Look through the data below and return each line where "GAPDH" appears.

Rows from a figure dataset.
— BEGIN —
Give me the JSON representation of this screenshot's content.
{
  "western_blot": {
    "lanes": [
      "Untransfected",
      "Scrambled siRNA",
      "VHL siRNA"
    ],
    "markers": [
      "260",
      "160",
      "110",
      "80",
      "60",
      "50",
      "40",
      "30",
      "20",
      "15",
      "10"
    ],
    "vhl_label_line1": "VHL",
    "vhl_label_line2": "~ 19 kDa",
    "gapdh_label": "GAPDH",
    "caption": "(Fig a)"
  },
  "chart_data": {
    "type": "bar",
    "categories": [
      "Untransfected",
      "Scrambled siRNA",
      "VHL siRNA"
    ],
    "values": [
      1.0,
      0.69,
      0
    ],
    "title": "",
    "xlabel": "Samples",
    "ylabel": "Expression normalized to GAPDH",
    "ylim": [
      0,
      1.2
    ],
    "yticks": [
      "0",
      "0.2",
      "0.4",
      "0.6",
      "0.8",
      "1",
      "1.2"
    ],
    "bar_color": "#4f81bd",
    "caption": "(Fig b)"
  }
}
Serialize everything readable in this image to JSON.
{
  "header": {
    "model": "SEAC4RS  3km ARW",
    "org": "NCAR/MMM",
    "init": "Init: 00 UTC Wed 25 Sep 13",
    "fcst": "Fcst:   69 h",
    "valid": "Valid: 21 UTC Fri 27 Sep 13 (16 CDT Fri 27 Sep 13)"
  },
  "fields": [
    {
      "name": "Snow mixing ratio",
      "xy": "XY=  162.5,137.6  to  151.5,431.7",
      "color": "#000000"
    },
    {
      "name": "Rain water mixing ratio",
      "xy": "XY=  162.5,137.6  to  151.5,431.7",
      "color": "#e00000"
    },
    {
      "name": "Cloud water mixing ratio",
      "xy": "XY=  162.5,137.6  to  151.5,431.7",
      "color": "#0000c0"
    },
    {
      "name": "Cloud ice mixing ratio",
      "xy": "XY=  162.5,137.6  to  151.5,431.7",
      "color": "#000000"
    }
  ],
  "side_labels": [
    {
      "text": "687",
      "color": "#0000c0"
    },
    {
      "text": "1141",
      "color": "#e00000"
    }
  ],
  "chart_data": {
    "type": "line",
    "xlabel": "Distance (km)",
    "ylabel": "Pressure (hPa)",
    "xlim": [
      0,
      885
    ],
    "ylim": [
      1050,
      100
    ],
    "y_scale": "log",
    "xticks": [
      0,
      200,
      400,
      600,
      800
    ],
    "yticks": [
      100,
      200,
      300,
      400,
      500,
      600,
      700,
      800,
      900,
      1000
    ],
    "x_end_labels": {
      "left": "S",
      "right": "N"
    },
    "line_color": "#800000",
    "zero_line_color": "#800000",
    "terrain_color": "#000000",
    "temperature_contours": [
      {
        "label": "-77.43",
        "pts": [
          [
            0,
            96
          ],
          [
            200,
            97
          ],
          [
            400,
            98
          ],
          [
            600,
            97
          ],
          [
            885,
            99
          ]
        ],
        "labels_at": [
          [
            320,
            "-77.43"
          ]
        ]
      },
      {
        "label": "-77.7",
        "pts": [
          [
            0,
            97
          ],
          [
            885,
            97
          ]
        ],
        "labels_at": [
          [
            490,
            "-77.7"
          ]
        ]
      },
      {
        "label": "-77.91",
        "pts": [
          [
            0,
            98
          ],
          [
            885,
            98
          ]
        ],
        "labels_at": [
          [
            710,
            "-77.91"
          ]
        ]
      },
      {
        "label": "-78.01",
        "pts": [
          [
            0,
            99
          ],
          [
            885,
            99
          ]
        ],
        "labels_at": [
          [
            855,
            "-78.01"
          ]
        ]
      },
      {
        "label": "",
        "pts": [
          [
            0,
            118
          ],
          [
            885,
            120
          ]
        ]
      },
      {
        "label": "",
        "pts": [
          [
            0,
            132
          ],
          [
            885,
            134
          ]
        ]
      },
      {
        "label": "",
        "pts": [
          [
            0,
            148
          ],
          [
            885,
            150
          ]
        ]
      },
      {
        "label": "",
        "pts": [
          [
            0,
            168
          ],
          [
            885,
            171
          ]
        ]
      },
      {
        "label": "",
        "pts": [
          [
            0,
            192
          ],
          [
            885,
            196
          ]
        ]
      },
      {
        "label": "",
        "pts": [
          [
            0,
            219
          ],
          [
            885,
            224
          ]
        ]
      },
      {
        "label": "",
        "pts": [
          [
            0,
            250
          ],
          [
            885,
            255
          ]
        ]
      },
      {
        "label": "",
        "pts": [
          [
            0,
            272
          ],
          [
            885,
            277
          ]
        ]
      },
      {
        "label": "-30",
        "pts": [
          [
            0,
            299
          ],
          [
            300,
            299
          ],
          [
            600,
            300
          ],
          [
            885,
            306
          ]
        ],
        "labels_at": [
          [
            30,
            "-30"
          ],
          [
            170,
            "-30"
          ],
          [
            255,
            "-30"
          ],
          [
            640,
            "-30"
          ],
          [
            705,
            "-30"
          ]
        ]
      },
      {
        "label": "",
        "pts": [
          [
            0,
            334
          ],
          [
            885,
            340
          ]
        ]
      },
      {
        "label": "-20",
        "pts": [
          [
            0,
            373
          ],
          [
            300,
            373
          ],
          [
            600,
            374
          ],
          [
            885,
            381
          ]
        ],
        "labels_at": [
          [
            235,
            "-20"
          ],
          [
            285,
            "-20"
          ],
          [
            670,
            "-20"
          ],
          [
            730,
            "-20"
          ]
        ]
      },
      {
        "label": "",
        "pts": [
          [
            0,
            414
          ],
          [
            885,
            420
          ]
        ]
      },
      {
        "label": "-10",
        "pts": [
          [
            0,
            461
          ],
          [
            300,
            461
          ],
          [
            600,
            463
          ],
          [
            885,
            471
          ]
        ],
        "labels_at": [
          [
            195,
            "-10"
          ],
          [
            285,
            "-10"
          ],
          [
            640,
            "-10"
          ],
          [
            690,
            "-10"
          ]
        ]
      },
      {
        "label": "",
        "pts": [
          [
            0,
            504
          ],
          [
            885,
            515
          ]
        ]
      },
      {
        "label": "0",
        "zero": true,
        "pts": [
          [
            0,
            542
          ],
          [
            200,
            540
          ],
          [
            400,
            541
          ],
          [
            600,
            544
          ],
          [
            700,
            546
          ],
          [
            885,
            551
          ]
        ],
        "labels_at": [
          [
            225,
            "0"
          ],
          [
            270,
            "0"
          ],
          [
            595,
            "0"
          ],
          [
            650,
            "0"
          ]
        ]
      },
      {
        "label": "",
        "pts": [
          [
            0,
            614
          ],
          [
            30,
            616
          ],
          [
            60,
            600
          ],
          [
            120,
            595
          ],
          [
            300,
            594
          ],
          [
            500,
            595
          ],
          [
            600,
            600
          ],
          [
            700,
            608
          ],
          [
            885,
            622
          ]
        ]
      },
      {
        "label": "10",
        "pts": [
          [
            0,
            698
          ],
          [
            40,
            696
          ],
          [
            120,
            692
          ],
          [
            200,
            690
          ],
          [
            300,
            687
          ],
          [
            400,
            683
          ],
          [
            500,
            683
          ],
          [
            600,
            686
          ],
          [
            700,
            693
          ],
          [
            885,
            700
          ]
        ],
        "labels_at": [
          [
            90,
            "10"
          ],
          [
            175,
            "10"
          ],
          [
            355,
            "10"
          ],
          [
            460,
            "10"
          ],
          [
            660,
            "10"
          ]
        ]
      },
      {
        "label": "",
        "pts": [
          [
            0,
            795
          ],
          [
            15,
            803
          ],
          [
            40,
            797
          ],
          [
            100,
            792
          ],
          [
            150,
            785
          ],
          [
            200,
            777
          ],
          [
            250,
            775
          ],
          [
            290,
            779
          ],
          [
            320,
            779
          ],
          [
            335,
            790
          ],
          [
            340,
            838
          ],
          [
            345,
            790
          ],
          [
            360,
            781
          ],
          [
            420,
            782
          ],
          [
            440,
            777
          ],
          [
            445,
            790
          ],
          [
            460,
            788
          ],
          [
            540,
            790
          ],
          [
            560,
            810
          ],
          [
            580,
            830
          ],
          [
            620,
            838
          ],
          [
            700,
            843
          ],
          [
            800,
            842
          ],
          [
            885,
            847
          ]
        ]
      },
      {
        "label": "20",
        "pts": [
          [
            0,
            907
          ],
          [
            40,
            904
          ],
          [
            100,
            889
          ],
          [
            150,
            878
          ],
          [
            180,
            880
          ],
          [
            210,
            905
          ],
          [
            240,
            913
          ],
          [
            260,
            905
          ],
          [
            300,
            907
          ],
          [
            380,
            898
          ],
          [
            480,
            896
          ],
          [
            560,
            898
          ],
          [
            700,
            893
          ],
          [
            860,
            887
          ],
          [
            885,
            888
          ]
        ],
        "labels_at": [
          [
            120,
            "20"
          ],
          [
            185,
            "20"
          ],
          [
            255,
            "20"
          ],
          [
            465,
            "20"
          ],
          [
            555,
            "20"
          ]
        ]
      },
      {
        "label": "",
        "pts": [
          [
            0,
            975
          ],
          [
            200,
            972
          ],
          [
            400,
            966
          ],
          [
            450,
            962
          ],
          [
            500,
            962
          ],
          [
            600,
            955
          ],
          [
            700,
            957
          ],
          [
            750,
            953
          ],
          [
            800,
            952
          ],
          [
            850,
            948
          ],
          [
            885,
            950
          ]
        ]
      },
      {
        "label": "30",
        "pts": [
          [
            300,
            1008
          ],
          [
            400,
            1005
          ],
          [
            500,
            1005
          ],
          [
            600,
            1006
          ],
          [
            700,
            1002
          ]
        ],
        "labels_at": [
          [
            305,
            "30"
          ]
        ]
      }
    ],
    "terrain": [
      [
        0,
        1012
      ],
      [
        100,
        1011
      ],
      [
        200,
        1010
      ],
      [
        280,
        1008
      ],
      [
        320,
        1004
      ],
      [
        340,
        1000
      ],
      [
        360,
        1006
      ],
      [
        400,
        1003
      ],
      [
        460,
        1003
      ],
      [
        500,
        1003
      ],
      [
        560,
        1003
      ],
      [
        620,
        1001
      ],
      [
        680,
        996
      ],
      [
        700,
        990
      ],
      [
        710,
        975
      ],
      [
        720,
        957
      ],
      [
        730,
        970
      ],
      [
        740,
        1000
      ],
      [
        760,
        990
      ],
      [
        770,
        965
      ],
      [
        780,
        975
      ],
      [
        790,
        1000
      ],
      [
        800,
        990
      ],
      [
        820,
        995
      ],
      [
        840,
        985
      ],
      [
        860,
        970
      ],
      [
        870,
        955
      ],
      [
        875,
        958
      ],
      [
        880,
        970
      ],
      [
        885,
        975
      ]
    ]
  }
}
— END —
FINISHED TASK.
    "gapdh_label": "GAPDH",
    "ylabel": "Expression normalized to GAPDH",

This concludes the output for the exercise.